> _INSTRUCTIONS TO FOLLOW_
Retype, with no changes, the lines from the one containing "534, 254, 572]" through the one containing "- sidebar-subitem[interactable]: Proses", including both of those lines.

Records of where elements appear
************

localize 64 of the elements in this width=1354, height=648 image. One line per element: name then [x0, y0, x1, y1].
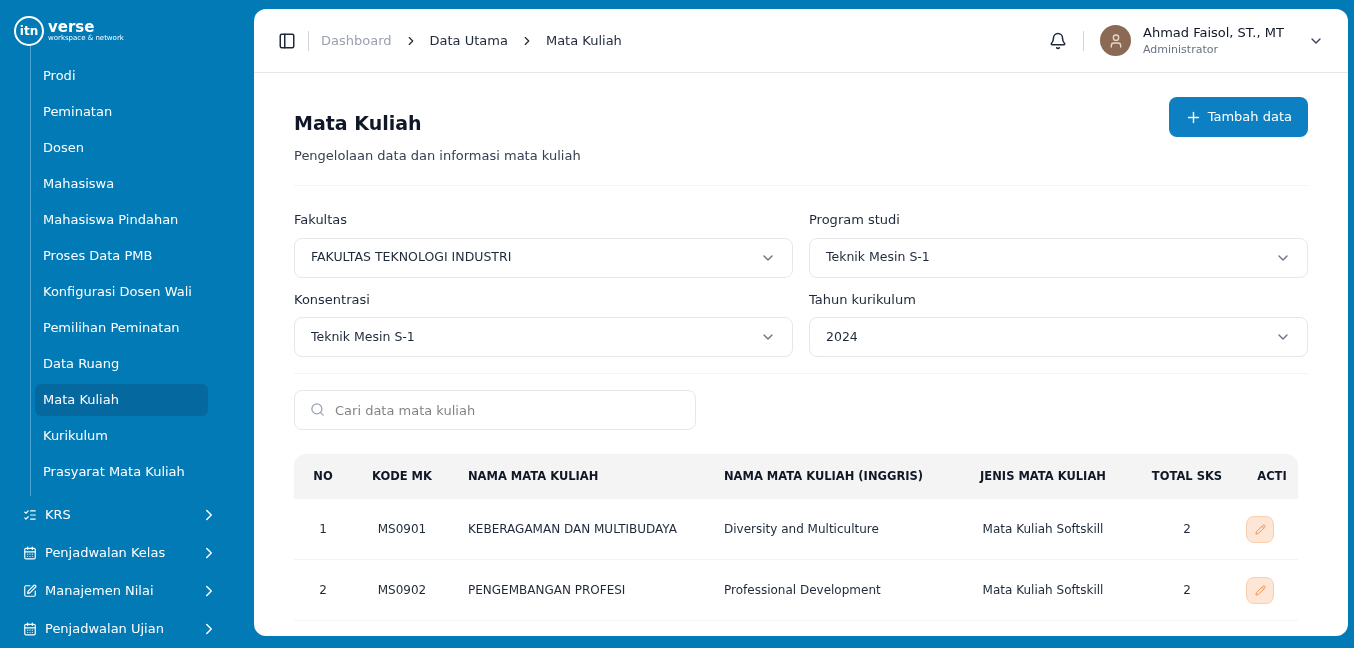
- sidebar-group[interactable]: Penjadwalan Kelas: [0, 534, 254, 572]
- sidebar-group[interactable]: Penjadwalan Ujian: [0, 610, 254, 648]
- column-header: NAMA MATA KULIAH: [467, 467, 600, 485]
- sidebar-subitem[interactable]: Dosen: [35, 132, 208, 164]
- table-cell-text: Mata Kuliah Softskill: [981, 521, 1105, 538]
- table-cell-text: Mata Kuliah Softskill: [981, 582, 1105, 599]
- filter-label: Fakultas: [294, 211, 349, 229]
- bell-icon[interactable]: [1049, 31, 1067, 50]
- table-cell-text: 2: [1182, 582, 1192, 599]
- sidebar-group[interactable]: KRS: [0, 496, 254, 534]
- search-field[interactable]: Cari data mata kuliah: [294, 390, 696, 430]
- calendar-icon: [23, 546, 37, 560]
- select-field[interactable]: Teknik Mesin S-1: [294, 317, 793, 357]
- filter-label: Tahun kurikulum: [809, 290, 917, 309]
- table-cell-text: PENGEMBANGAN PROFESI: [467, 582, 627, 599]
- sidebar-toggle-icon[interactable]: [278, 31, 296, 50]
- logo-mark: itn: [14, 16, 44, 46]
- table-cell-text: Professional Development: [723, 582, 882, 599]
- sidebar-subitem[interactable]: Kurikulum: [35, 420, 208, 452]
- sidebar-subitem[interactable]: Pemilihan Peminatan: [35, 312, 208, 344]
- column-header: NO: [312, 467, 334, 485]
- column-header: ACTI: [1256, 467, 1288, 485]
- column-header: JENIS MATA KULIAH: [978, 467, 1107, 485]
- select-field[interactable]: FAKULTAS TEKNOLOGI INDUSTRI: [294, 237, 793, 278]
- table-cell-text: KEBERAGAMAN DAN MULTIBUDAYA: [467, 521, 678, 538]
- user-name: Ahmad Faisol, ST., MT: [1143, 23, 1285, 42]
- select-field[interactable]: 2024: [809, 317, 1308, 357]
- table-cell-text: 2: [318, 582, 328, 599]
- sidebar-subitem[interactable]: Proses Data PMB: [35, 240, 208, 272]
- sidebar-subitem[interactable]: Peminatan: [35, 96, 208, 128]
- page-title: Mata Kuliah: [294, 111, 423, 136]
- column-header: NAMA MATA KULIAH (INGGRIS): [723, 467, 925, 485]
- logo-name: verse: [48, 20, 96, 35]
- table-cell-text: MS0902: [376, 582, 428, 599]
- table-cell-text: 1: [318, 521, 328, 538]
- select-field[interactable]: Teknik Mesin S-1: [809, 237, 1308, 278]
- breadcrumb-link[interactable]: Data Utama: [429, 30, 508, 51]
- sidebar-subitem[interactable]: Mahasiswa Pindahan: [35, 204, 208, 236]
- column-header: TOTAL SKS: [1150, 467, 1224, 485]
- sidebar-subitem[interactable]: Prasyarat Mata Kuliah: [35, 456, 208, 488]
- sidebar-subitem[interactable]: Mahasiswa: [35, 168, 208, 200]
- table-cell-text: MS0901: [376, 521, 428, 538]
- sidebar-group[interactable]: Manajemen Nilai: [0, 572, 254, 610]
- sidebar-subitem[interactable]: Mata Kuliah: [35, 384, 208, 416]
- search-icon: [310, 402, 325, 417]
- page-subtitle: Pengelolaan data dan informasi mata kuliah: [294, 146, 581, 165]
- checklist-icon: [23, 508, 37, 522]
- pencil-icon: [1254, 584, 1266, 596]
- column-header: KODE MK: [371, 467, 433, 485]
- user-role: Administrator: [1143, 42, 1219, 58]
- filter-label: Program studi: [809, 211, 901, 229]
- calendar-icon: [23, 622, 37, 636]
- sidebar-subitem[interactable]: Data Ruang: [35, 348, 208, 380]
- add-data-button[interactable]: Tambah data: [1168, 97, 1308, 137]
- edit-icon: [23, 584, 37, 598]
- avatar: [1100, 25, 1131, 56]
- breadcrumb-link[interactable]: Mata Kuliah: [545, 30, 622, 51]
- table-cell-text: 2: [1182, 521, 1192, 538]
- sidebar-subitem[interactable]: Konfigurasi Dosen Wali: [35, 276, 208, 308]
- table-cell-text: Diversity and Multiculture: [723, 521, 880, 538]
- pencil-icon: [1254, 523, 1266, 535]
- filter-label: Konsentrasi: [294, 290, 371, 309]
- breadcrumb-link[interactable]: Dashboard: [321, 30, 392, 51]
- sidebar-subitem[interactable]: Prodi: [35, 60, 208, 92]
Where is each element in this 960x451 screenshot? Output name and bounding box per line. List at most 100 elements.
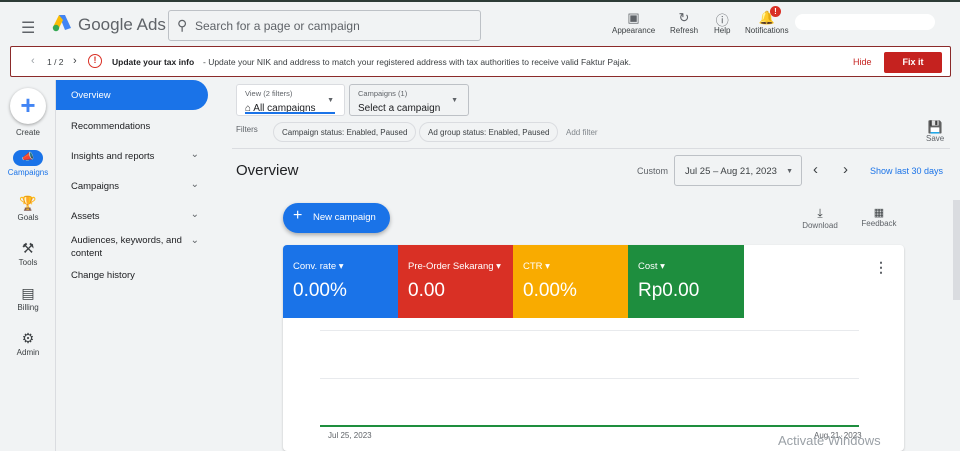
next-alert-icon[interactable]: › xyxy=(73,55,77,67)
prev-alert-icon[interactable]: ‹ xyxy=(31,55,35,67)
help-button[interactable]: ⓘ Help xyxy=(714,10,730,35)
nav-label: Overview xyxy=(71,90,111,101)
refresh-icon: ↻ xyxy=(678,10,690,25)
metric-label: Conv. rate xyxy=(293,261,337,272)
feedback-label: Feedback xyxy=(861,219,897,228)
nav-assets[interactable]: Assets ⌄ xyxy=(56,200,221,230)
campaign-sublabel: Campaigns (1) xyxy=(358,89,408,98)
metric-conv-rate[interactable]: Conv. rate ▾ 0.00% xyxy=(283,245,398,318)
nav-label: Audiences, keywords, and content xyxy=(71,235,182,259)
credit-card-icon: ▤ xyxy=(21,285,35,301)
appearance-button[interactable]: ▣ Appearance xyxy=(612,10,655,35)
download-label: Download xyxy=(802,221,838,230)
prev-period-icon[interactable]: ‹ xyxy=(813,161,818,178)
rail-admin-label: Admin xyxy=(16,348,40,357)
nav-insights[interactable]: Insights and reports ⌄ xyxy=(56,140,221,170)
feedback-button[interactable]: ▦ Feedback xyxy=(861,206,897,228)
save-button[interactable]: 💾 Save xyxy=(926,120,944,143)
filter-chip[interactable]: Ad group status: Enabled, Paused xyxy=(419,122,559,142)
search-placeholder: Search for a page or campaign xyxy=(195,19,360,33)
metric-cost[interactable]: Cost ▾ Rp0.00 xyxy=(628,245,744,318)
rail-goals-label: Goals xyxy=(17,213,39,222)
divider xyxy=(232,148,950,149)
view-sublabel: View (2 filters) xyxy=(245,89,293,98)
gridline xyxy=(320,378,859,379)
rail-campaigns-label: Campaigns xyxy=(7,168,49,177)
chevron-down-icon: ⌄ xyxy=(190,235,199,246)
fix-it-button[interactable]: Fix it xyxy=(884,52,942,73)
nav-audiences[interactable]: Audiences, keywords, and content ⌄ xyxy=(56,230,199,264)
download-button[interactable]: ⤓ Download xyxy=(802,206,838,230)
rail-billing[interactable]: ▤ Billing xyxy=(0,285,56,312)
view-underline xyxy=(245,112,335,114)
nav-change-history[interactable]: Change history xyxy=(56,264,221,294)
brand-name: Google Ads xyxy=(78,15,166,34)
rail-admin[interactable]: ⚙ Admin xyxy=(0,330,56,357)
rail-create-label: Create xyxy=(15,128,40,137)
tools-icon: ⚒ xyxy=(21,240,35,256)
metric-value: 0.00% xyxy=(293,280,347,301)
appearance-icon: ▣ xyxy=(627,10,640,25)
new-campaign-button[interactable]: + New campaign xyxy=(283,203,390,233)
refresh-button[interactable]: ↻ Refresh xyxy=(670,10,698,35)
rail-campaigns[interactable]: 📣 Campaigns xyxy=(0,150,56,177)
trophy-icon: 🏆 xyxy=(19,195,37,211)
notifications-button[interactable]: 🔔 Notifications xyxy=(745,10,789,35)
show-last-30-days-link[interactable]: Show last 30 days xyxy=(870,166,943,176)
google-ads-logo xyxy=(52,15,71,32)
page-title: Overview xyxy=(236,162,299,179)
chevron-down-icon: ⌄ xyxy=(190,209,199,220)
nav-recommendations[interactable]: Recommendations xyxy=(56,110,221,140)
download-icon: ⤓ xyxy=(817,206,823,220)
new-campaign-label: New campaign xyxy=(313,212,376,223)
rail-goals[interactable]: 🏆 Goals xyxy=(0,195,56,222)
left-rail: + Create 📣 Campaigns 🏆 Goals ⚒ Tools ▤ Billin… xyxy=(0,80,56,451)
view-dropdown[interactable]: View (2 filters) ⌂ All campaigns ▼ xyxy=(236,84,345,116)
metric-ctr[interactable]: CTR ▾ 0.00% xyxy=(513,245,628,318)
search-icon: ⚲ xyxy=(177,17,188,33)
date-range-picker[interactable]: Jul 25 – Aug 21, 2023 ▼ xyxy=(674,155,802,186)
rail-billing-label: Billing xyxy=(17,303,39,312)
nav-label: Change history xyxy=(71,270,135,281)
tax-alert-banner: ‹ 1 / 2 › ! Update your tax info - Updat… xyxy=(10,46,951,77)
cost-series-line xyxy=(320,425,859,427)
menu-icon[interactable]: ☰ xyxy=(21,18,35,38)
hide-button[interactable]: Hide xyxy=(853,57,872,67)
feedback-icon: ▦ xyxy=(873,207,885,219)
save-label: Save xyxy=(926,134,945,143)
rail-create[interactable]: + Create xyxy=(0,82,56,137)
add-filter-button[interactable]: Add filter xyxy=(566,128,598,137)
refresh-label: Refresh xyxy=(670,26,699,35)
filters-label: Filters xyxy=(236,125,258,134)
filter-chip[interactable]: Campaign status: Enabled, Paused xyxy=(273,122,417,142)
account-info-redacted[interactable] xyxy=(795,14,935,30)
search-input[interactable]: ⚲ Search for a page or campaign xyxy=(168,10,481,41)
help-label: Help xyxy=(714,26,731,35)
activate-windows-watermark: Activate Windows xyxy=(778,433,881,448)
caret-down-icon: ▼ xyxy=(451,97,458,104)
metric-label: Pre-Order Sekarang xyxy=(408,261,494,272)
notification-badge: ! xyxy=(770,6,781,17)
alert-message: - Update your NIK and address to match y… xyxy=(203,57,632,67)
metric-value: Rp0.00 xyxy=(638,280,700,301)
metric-pre-order[interactable]: Pre-Order Sekarang ▾ 0.00 xyxy=(398,245,513,318)
alert-title: Update your tax info xyxy=(112,57,195,67)
error-icon: ! xyxy=(88,54,102,68)
bell-icon: 🔔 xyxy=(758,10,775,25)
campaign-dropdown[interactable]: Campaigns (1) Select a campaign ▼ xyxy=(349,84,469,116)
next-period-icon[interactable]: › xyxy=(843,161,848,178)
top-bar: ☰ Google Ads ⚲ Search for a page or campa… xyxy=(0,0,960,46)
caret-down-icon: ▼ xyxy=(786,168,793,175)
rail-tools[interactable]: ⚒ Tools xyxy=(0,240,56,267)
caret-down-icon: ▼ xyxy=(327,97,334,104)
metric-label: Cost xyxy=(638,261,658,272)
custom-label: Custom xyxy=(637,166,669,176)
more-options-icon[interactable]: ⋮ xyxy=(874,259,888,276)
metric-value: 0.00% xyxy=(523,280,577,301)
nav-label: Assets xyxy=(71,211,100,222)
scrollbar[interactable] xyxy=(953,200,960,300)
nav-overview[interactable]: Overview xyxy=(56,80,208,110)
nav-campaigns[interactable]: Campaigns ⌄ xyxy=(56,170,221,200)
chevron-down-icon: ⌄ xyxy=(190,149,199,160)
metric-value: 0.00 xyxy=(408,280,445,301)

************

> _IN RESPONSE_
- sidebar-group[interactable]: Penjadwalan Kelas: [0, 534, 254, 572]
- sidebar-group[interactable]: Penjadwalan Ujian: [0, 610, 254, 648]
- column-header: NAMA MATA KULIAH: [467, 467, 600, 485]
- sidebar-subitem[interactable]: Dosen: [35, 132, 208, 164]
- table-cell-text: Mata Kuliah Softskill: [981, 521, 1105, 538]
- table-cell-text: Mata Kuliah Softskill: [981, 582, 1105, 599]
- filter-label: Fakultas: [294, 211, 349, 229]
- bell-icon[interactable]: [1049, 31, 1067, 50]
- table-cell-text: 2: [1182, 582, 1192, 599]
- sidebar-group[interactable]: KRS: [0, 496, 254, 534]
- search-field[interactable]: Cari data mata kuliah: [294, 390, 696, 430]
- calendar-icon: [23, 546, 37, 560]
- select-field[interactable]: Teknik Mesin S-1: [294, 317, 793, 357]
- filter-label: Tahun kurikulum: [809, 290, 917, 309]
- table-cell-text: PENGEMBANGAN PROFESI: [467, 582, 627, 599]
- sidebar-toggle-icon[interactable]: [278, 31, 296, 50]
- logo-mark: itn: [14, 16, 44, 46]
- table-cell-text: Professional Development: [723, 582, 882, 599]
- sidebar-subitem[interactable]: Kurikulum: [35, 420, 208, 452]
- sidebar-subitem[interactable]: Pemilihan Peminatan: [35, 312, 208, 344]
- column-header: NO: [312, 467, 334, 485]
- column-header: ACTI: [1256, 467, 1288, 485]
- column-header: JENIS MATA KULIAH: [978, 467, 1107, 485]
- select-field[interactable]: FAKULTAS TEKNOLOGI INDUSTRI: [294, 237, 793, 278]
- table-cell-text: KEBERAGAMAN DAN MULTIBUDAYA: [467, 521, 678, 538]
- user-name: Ahmad Faisol, ST., MT: [1143, 23, 1285, 42]
- select-field[interactable]: 2024: [809, 317, 1308, 357]
- table-cell-text: 2: [318, 582, 328, 599]
- sidebar-subitem[interactable]: Proses Data PMB: [35, 240, 208, 272]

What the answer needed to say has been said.